» **Supplied information**
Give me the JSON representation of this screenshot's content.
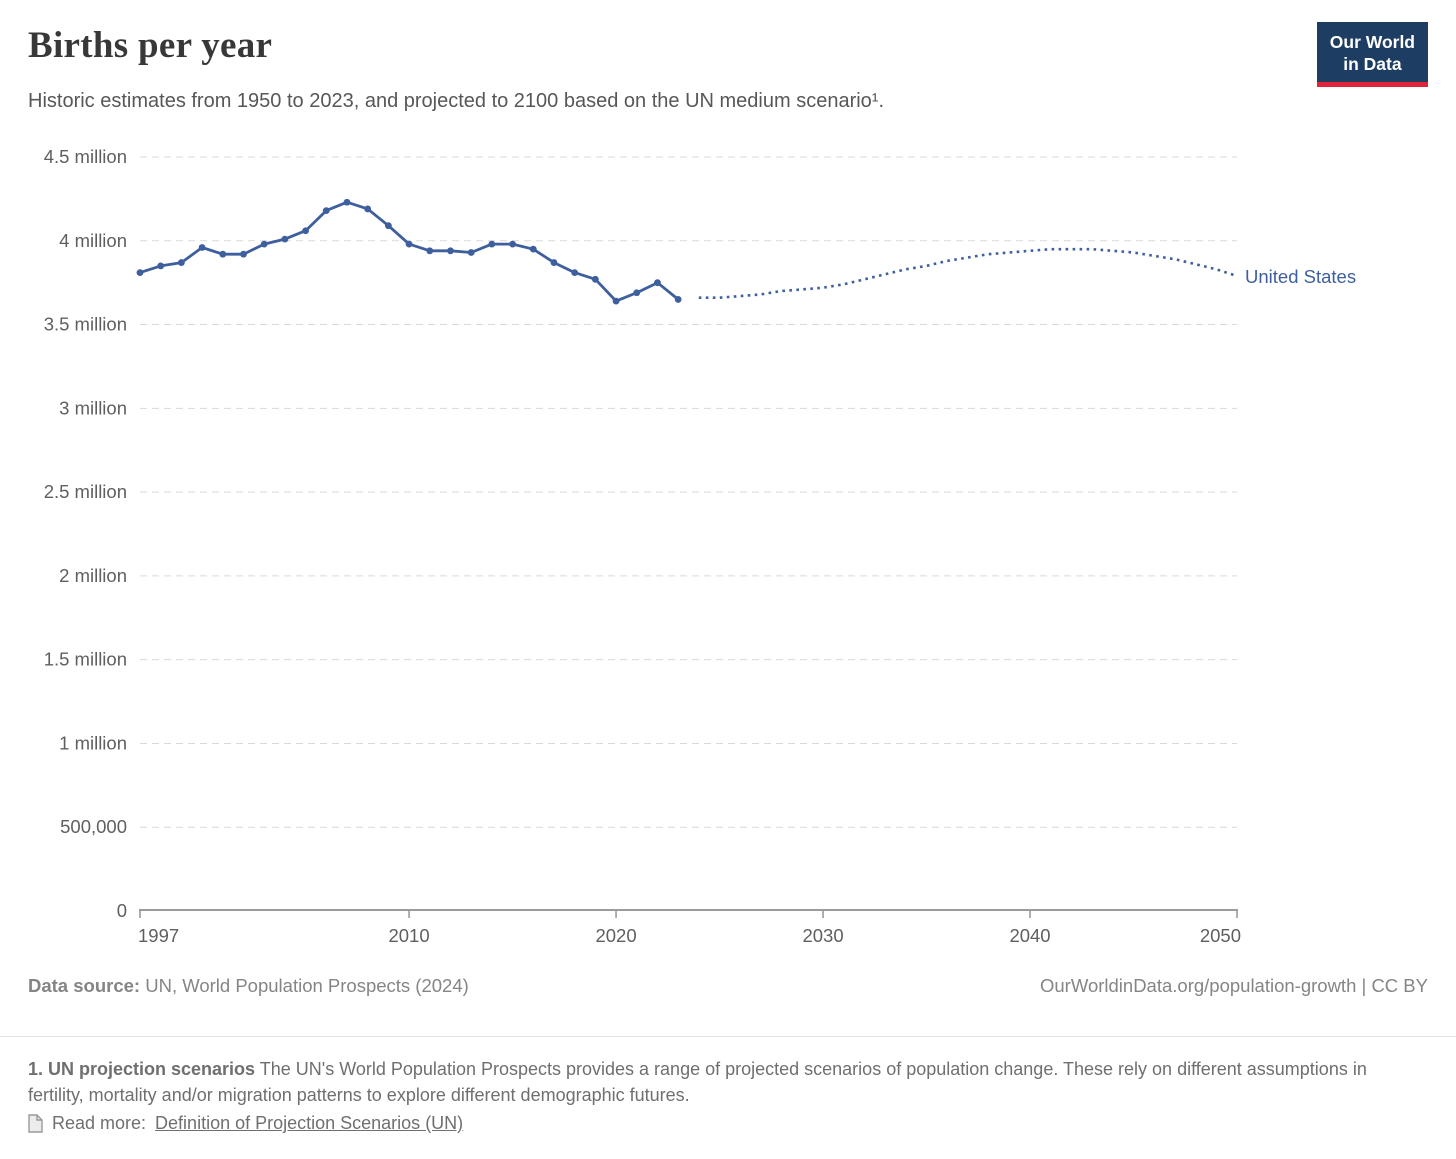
{
  "header": {
    "title": "Births per year",
    "subtitle": "Historic estimates from 1950 to 2023, and projected to 2100 based on the UN medium scenario¹.",
    "logo": {
      "line1": "Our World",
      "line2": "in Data",
      "bg_color": "#1d3d63",
      "accent_color": "#e0233a"
    }
  },
  "chart_data": {
    "type": "line",
    "title": "Births per year",
    "xlabel": "",
    "ylabel": "",
    "units": "million births per year",
    "xlim": [
      1997,
      2050
    ],
    "ylim_millions": [
      0,
      4.5
    ],
    "grid": "horizontal dashed",
    "legend_position": "end-of-line label",
    "line_color": "#3e5f9e",
    "x_ticks": [
      1997,
      2010,
      2020,
      2030,
      2040,
      2050
    ],
    "y_ticks": [
      {
        "value": 0.0,
        "label": "0"
      },
      {
        "value": 0.5,
        "label": "500,000"
      },
      {
        "value": 1.0,
        "label": "1 million"
      },
      {
        "value": 1.5,
        "label": "1.5 million"
      },
      {
        "value": 2.0,
        "label": "2 million"
      },
      {
        "value": 2.5,
        "label": "2.5 million"
      },
      {
        "value": 3.0,
        "label": "3 million"
      },
      {
        "value": 3.5,
        "label": "3.5 million"
      },
      {
        "value": 4.0,
        "label": "4 million"
      },
      {
        "value": 4.5,
        "label": "4.5 million"
      }
    ],
    "end_label": "United States",
    "series": [
      {
        "name": "United States — historic estimates",
        "style": "solid",
        "markers": true,
        "x": [
          1997,
          1998,
          1999,
          2000,
          2001,
          2002,
          2003,
          2004,
          2005,
          2006,
          2007,
          2008,
          2009,
          2010,
          2011,
          2012,
          2013,
          2014,
          2015,
          2016,
          2017,
          2018,
          2019,
          2020,
          2021,
          2022,
          2023
        ],
        "values_millions": [
          3.81,
          3.85,
          3.87,
          3.96,
          3.92,
          3.92,
          3.98,
          4.01,
          4.06,
          4.18,
          4.23,
          4.19,
          4.09,
          3.98,
          3.94,
          3.94,
          3.93,
          3.98,
          3.98,
          3.95,
          3.87,
          3.81,
          3.77,
          3.64,
          3.69,
          3.75,
          3.65
        ]
      },
      {
        "name": "United States — UN medium projection",
        "style": "dotted",
        "markers": false,
        "x": [
          2024,
          2025,
          2026,
          2027,
          2028,
          2029,
          2030,
          2031,
          2032,
          2033,
          2034,
          2035,
          2036,
          2037,
          2038,
          2039,
          2040,
          2041,
          2042,
          2043,
          2044,
          2045,
          2046,
          2047,
          2048,
          2049,
          2050
        ],
        "values_millions": [
          3.66,
          3.66,
          3.67,
          3.68,
          3.7,
          3.71,
          3.72,
          3.74,
          3.77,
          3.8,
          3.83,
          3.85,
          3.88,
          3.9,
          3.92,
          3.93,
          3.94,
          3.95,
          3.95,
          3.95,
          3.94,
          3.93,
          3.91,
          3.89,
          3.86,
          3.83,
          3.79
        ]
      }
    ]
  },
  "footer": {
    "datasource_label": "Data source:",
    "datasource_value": "UN, World Population Prospects (2024)",
    "rights": "OurWorldinData.org/population-growth | CC BY"
  },
  "footnote": {
    "heading": "1. UN projection scenarios",
    "body": "The UN's World Population Prospects provides a range of projected scenarios of population change. These rely on different assumptions in fertility, mortality and/or migration patterns to explore different demographic futures.",
    "readmore_label": "Read more:",
    "readmore_link": "Definition of Projection Scenarios (UN)",
    "doc_icon": "document-icon"
  }
}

» **What is needed**
Copy out the lines in which the string "States" appears.

» **Exercise result**
    "end_label": "United States",
        "name": "United States — historic estimates",
        "name": "United States — UN medium projection",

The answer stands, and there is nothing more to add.